**DESCRIPTION OF THE TASK**
Look for the string "отражают" and copy every line that has it.

**ROWS**
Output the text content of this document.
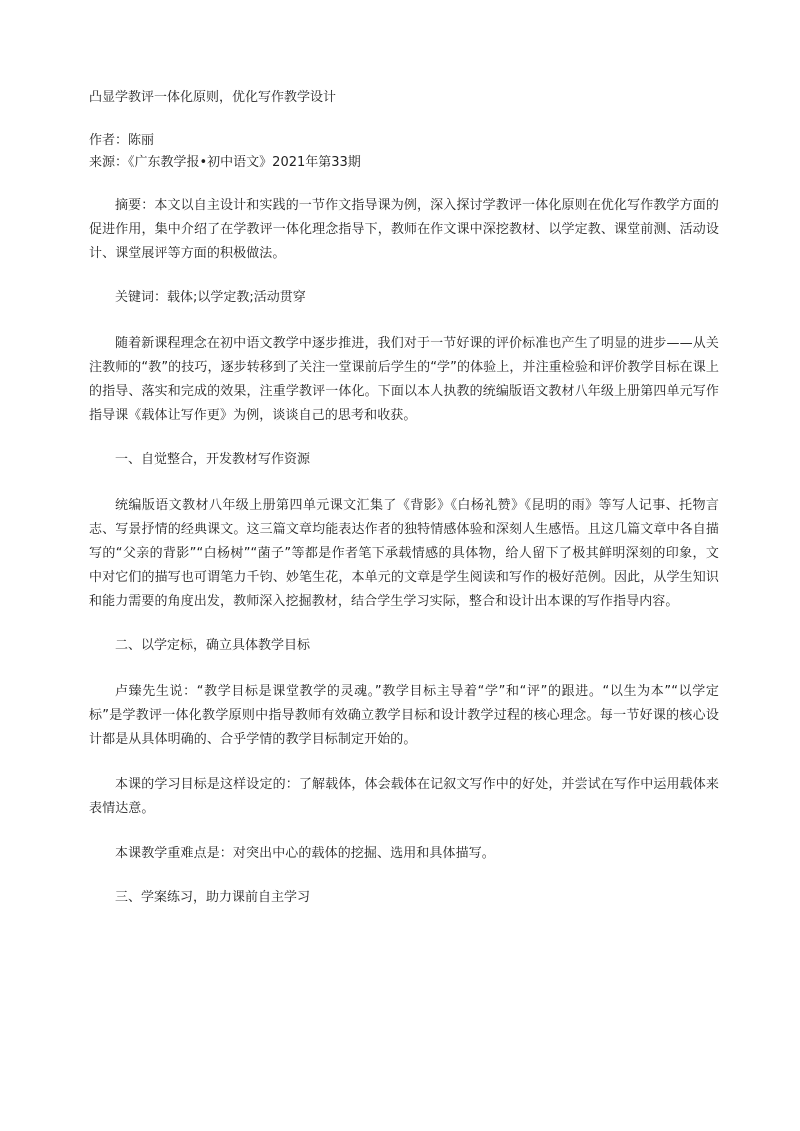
凸显学教评一体化原则，优化写作教学设计

作者：陈丽

来源：《广东教学报•初中语文》2021年第33期

摘要：本文以自主设计和实践的一节作文指导课为例，深入探讨学教评一体化原则在优化写作教学方面的促进作用，集中介绍了在学教评一体化理念指导下，教师在作文课中深挖教材、以学定教、课堂前测、活动设计、课堂展评等方面的积极做法。

关键词：载体;以学定教;活动贯穿

随着新课程理念在初中语文教学中逐步推进，我们对于一节好课的评价标准也产生了明显的进步——从关注教师的“教”的技巧，逐步转移到了关注一堂课前后学生的“学”的体验上，并注重检验和评价教学目标在课上的指导、落实和完成的效果，注重学教评一体化。下面以本人执教的统编版语文教材八年级上册第四单元写作指导课《载体让写作更》为例，谈谈自己的思考和收获。

一、自觉整合，开发教材写作资源

统编版语文教材八年级上册第四单元课文汇集了《背影》《白杨礼赞》《昆明的雨》等写人记事、托物言志、写景抒情的经典课文。这三篇文章均能表达作者的独特情感体验和深刻人生感悟。且这几篇文章中各自描写的“父亲的背影”“白杨树”“菌子”等都是作者笔下承载情感的具体物，给人留下了极其鲜明深刻的印象，文中对它们的描写也可谓笔力千钧、妙笔生花，本单元的文章是学生阅读和写作的极好范例。因此，从学生知识和能力需要的角度出发，教师深入挖掘教材，结合学生学习实际，整合和设计出本课的写作指导内容。

二、以学定标，确立具体教学目标

卢臻先生说：“教学目标是课堂教学的灵魂。”教学目标主导着“学”和“评”的跟进。“以生为本”“以学定标”是学教评一体化教学原则中指导教师有效确立教学目标和设计教学过程的核心理念。每一节好课的核心设计都是从具体明确的、合乎学情的教学目标制定开始的。

本课的学习目标是这样设定的：了解载体，体会载体在记叙文写作中的好处，并尝试在写作中运用载体来表情达意。

本课教学重难点是：对突出中心的载体的挖掘、选用和具体描写。

三、学案练习，助力课前自主学习
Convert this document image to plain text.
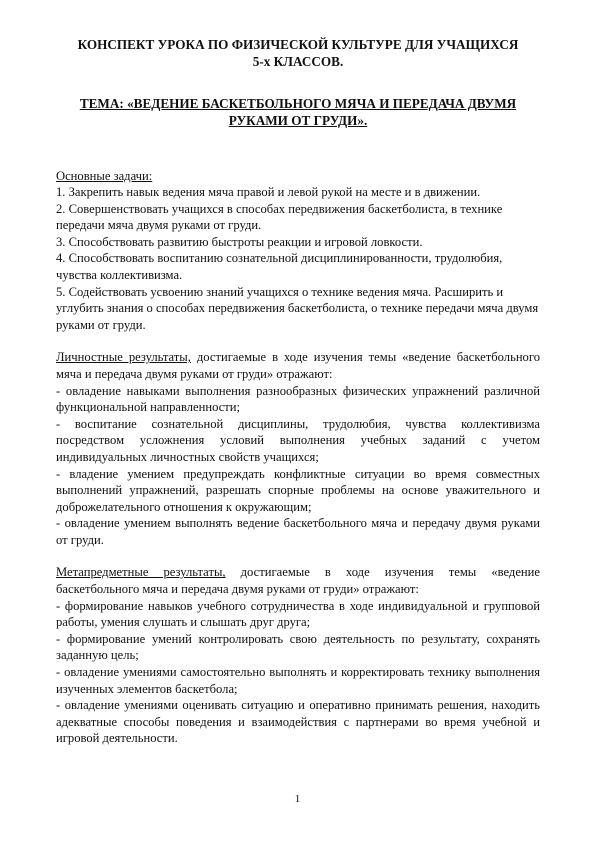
КОНСПЕКТ УРОКА ПО ФИЗИЧЕСКОЙ КУЛЬТУРЕ ДЛЯ УЧАЩИХСЯ
5-х КЛАССОВ.
ТЕМА: «ВЕДЕНИЕ БАСКЕТБОЛЬНОГО МЯЧА И ПЕРЕДАЧА ДВУМЯ
РУКАМИ ОТ ГРУДИ».
Основные задачи:
1. Закрепить навык ведения мяча правой и левой рукой на месте и в движении.
2. Совершенствовать учащихся в способах передвижения баскетболиста, в технике передачи мяча двумя руками от груди.
3. Способствовать развитию быстроты реакции и игровой ловкости.
4. Способствовать воспитанию сознательной дисциплинированности, трудолюбия, чувства коллективизма.
5. Содействовать усвоению знаний учащихся о технике ведения мяча. Расширить и углубить знания о способах передвижения баскетболиста, о технике передачи мяча двумя руками от груди.
Личностные результаты, достигаемые в ходе изучения темы «ведение баскетбольного мяча и передача двумя руками от груди» отражают:
- овладение навыками выполнения разнообразных физических упражнений различной функциональной направленности;
- воспитание сознательной дисциплины, трудолюбия, чувства коллективизма посредством усложнения условий выполнения учебных заданий с учетом индивидуальных личностных свойств учащихся;
- владение умением предупреждать конфликтные ситуации во время совместных выполнений упражнений, разрешать спорные проблемы на основе уважительного и доброжелательного отношения к окружающим;
- овладение умением выполнять ведение баскетбольного мяча и передачу двумя руками от груди.
Метапредметные результаты, достигаемые в ходе изучения темы «ведение баскетбольного мяча и передача двумя руками от груди» отражают:
- формирование навыков учебного сотрудничества в ходе индивидуальной и групповой работы, умения слушать и слышать друг друга;
- формирование умений контролировать свою деятельность по результату, сохранять заданную цель;
- овладение умениями самостоятельно выполнять и корректировать технику выполнения изученных элементов баскетбола;
- овладение умениями оценивать ситуацию и оперативно принимать решения, находить адекватные способы поведения и взаимодействия с партнерами во время учебной и игровой деятельности.
1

**THE RESPONSE**
Личностные результаты, достигаемые в ходе изучения темы «ведение баскетбольного мяча и передача двумя руками от груди» отражают:
Метапредметные результаты, достигаемые в ходе изучения темы «ведение баскетбольного мяча и передача двумя руками от груди» отражают:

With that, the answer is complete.